WHAT YOU ARE ASKED TO DO
Send each entry back exactly as given, pictures excluded.

INPUT FOR THIS TASK
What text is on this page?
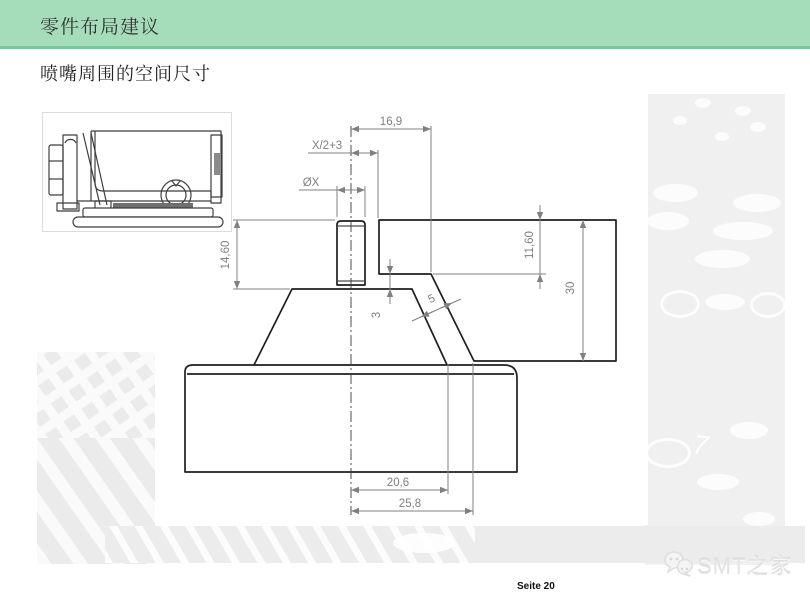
7
零件布局建议
喷嘴周围的空间尺寸
16,9
X/2+3
ØX
14,60	11,60
30
3
5
20,6
25,8
Seite 20
SMT之家
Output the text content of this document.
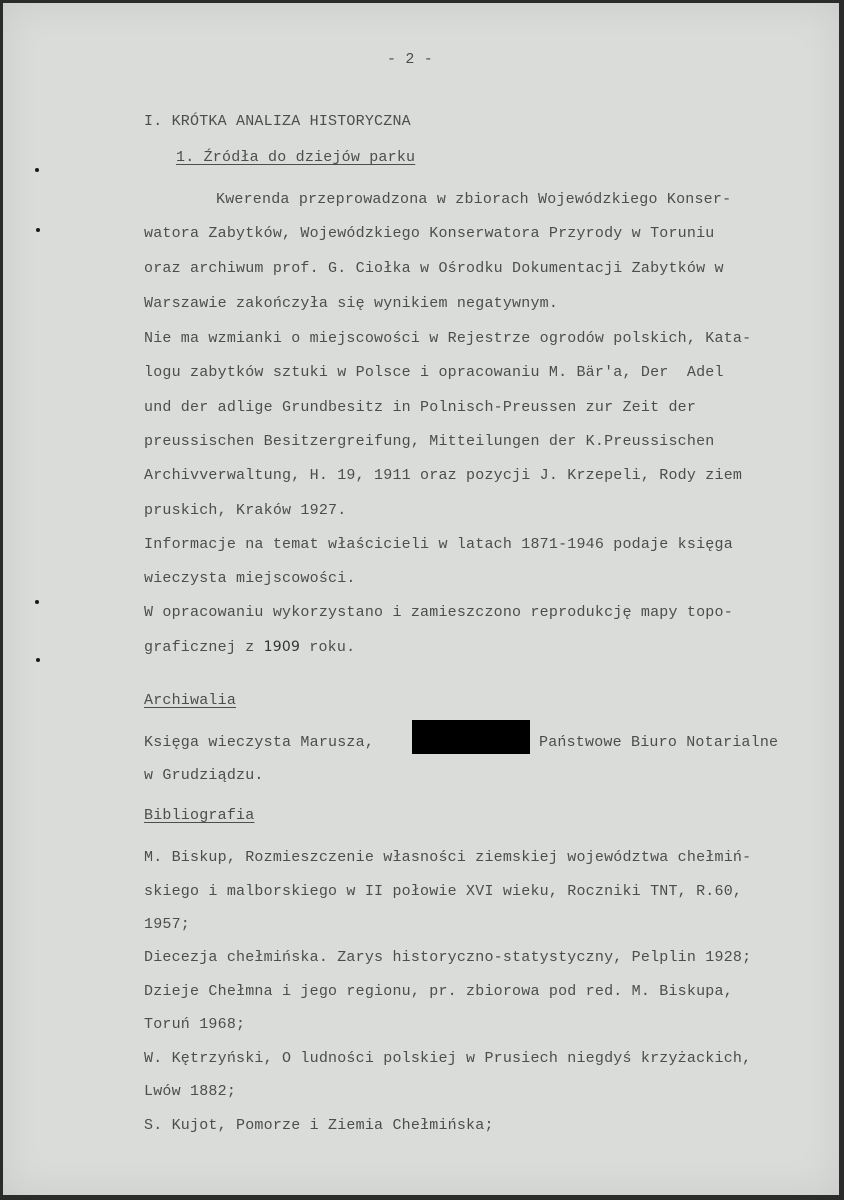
- 2 -
I. KRÓTKA ANALIZA HISTORYCZNA
1. Źródła do dziejów parku
Kwerenda przeprowadzona w zbiorach Wojewódzkiego Konser-
watora Zabytków, Wojewódzkiego Konserwatora Przyrody w Toruniu
oraz archiwum prof. G. Ciołka w Ośrodku Dokumentacji Zabytków w
Warszawie zakończyła się wynikiem negatywnym.
Nie ma wzmianki o miejscowości w Rejestrze ogrodów polskich, Kata-
logu zabytków sztuki w Polsce i opracowaniu M. Bär'a, Der  Adel
und der adlige Grundbesitz in Polnisch-Preussen zur Zeit der
preussischen Besitzergreifung, Mitteilungen der K.Preussischen
Archivverwaltung, H. 19, 1911 oraz pozycji J. Krzepeli, Rody ziem
pruskich, Kraków 1927.
Informacje na temat właścicieli w latach 1871-1946 podaje księga
wieczysta miejscowości.
W opracowaniu wykorzystano i zamieszczono reprodukcję mapy topo-
graficznej z 1909 roku.
Archiwalia
Księga wieczysta Marusza,	Państwowe Biuro Notarialne
w Grudziądzu.
Bibliografia
M. Biskup, Rozmieszczenie własności ziemskiej województwa chełmiń-
skiego i malborskiego w II połowie XVI wieku, Roczniki TNT, R.60,
1957;
Diecezja chełmińska. Zarys historyczno-statystyczny, Pelplin 1928;
Dzieje Chełmna i jego regionu, pr. zbiorowa pod red. M. Biskupa,
Toruń 1968;
W. Kętrzyński, O ludności polskiej w Prusiech niegdyś krzyżackich,
Lwów 1882;
S. Kujot, Pomorze i Ziemia Chełmińska;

COMPLETE ANSWER
What text is on this page?
7
零件布局建议
喷嘴周围的空间尺寸
16,9
X/2+3
ØX
14,60	11,60
30
3
5
20,6
25,8
Seite 20
SMT之家
Output the text content of this document.
- 2 -
I. KRÓTKA ANALIZA HISTORYCZNA
1. Źródła do dziejów parku
Kwerenda przeprowadzona w zbiorach Wojewódzkiego Konser-
watora Zabytków, Wojewódzkiego Konserwatora Przyrody w Toruniu
oraz archiwum prof. G. Ciołka w Ośrodku Dokumentacji Zabytków w
Warszawie zakończyła się wynikiem negatywnym.
Nie ma wzmianki o miejscowości w Rejestrze ogrodów polskich, Kata-
logu zabytków sztuki w Polsce i opracowaniu M. Bär'a, Der  Adel
und der adlige Grundbesitz in Polnisch-Preussen zur Zeit der
preussischen Besitzergreifung, Mitteilungen der K.Preussischen
Archivverwaltung, H. 19, 1911 oraz pozycji J. Krzepeli, Rody ziem
pruskich, Kraków 1927.
Informacje na temat właścicieli w latach 1871-1946 podaje księga
wieczysta miejscowości.
W opracowaniu wykorzystano i zamieszczono reprodukcję mapy topo-
graficznej z 1909 roku.
Archiwalia
Księga wieczysta Marusza,	Państwowe Biuro Notarialne
w Grudziądzu.
Bibliografia
M. Biskup, Rozmieszczenie własności ziemskiej województwa chełmiń-
skiego i malborskiego w II połowie XVI wieku, Roczniki TNT, R.60,
1957;
Diecezja chełmińska. Zarys historyczno-statystyczny, Pelplin 1928;
Dzieje Chełmna i jego regionu, pr. zbiorowa pod red. M. Biskupa,
Toruń 1968;
W. Kętrzyński, O ludności polskiej w Prusiech niegdyś krzyżackich,
Lwów 1882;
S. Kujot, Pomorze i Ziemia Chełmińska;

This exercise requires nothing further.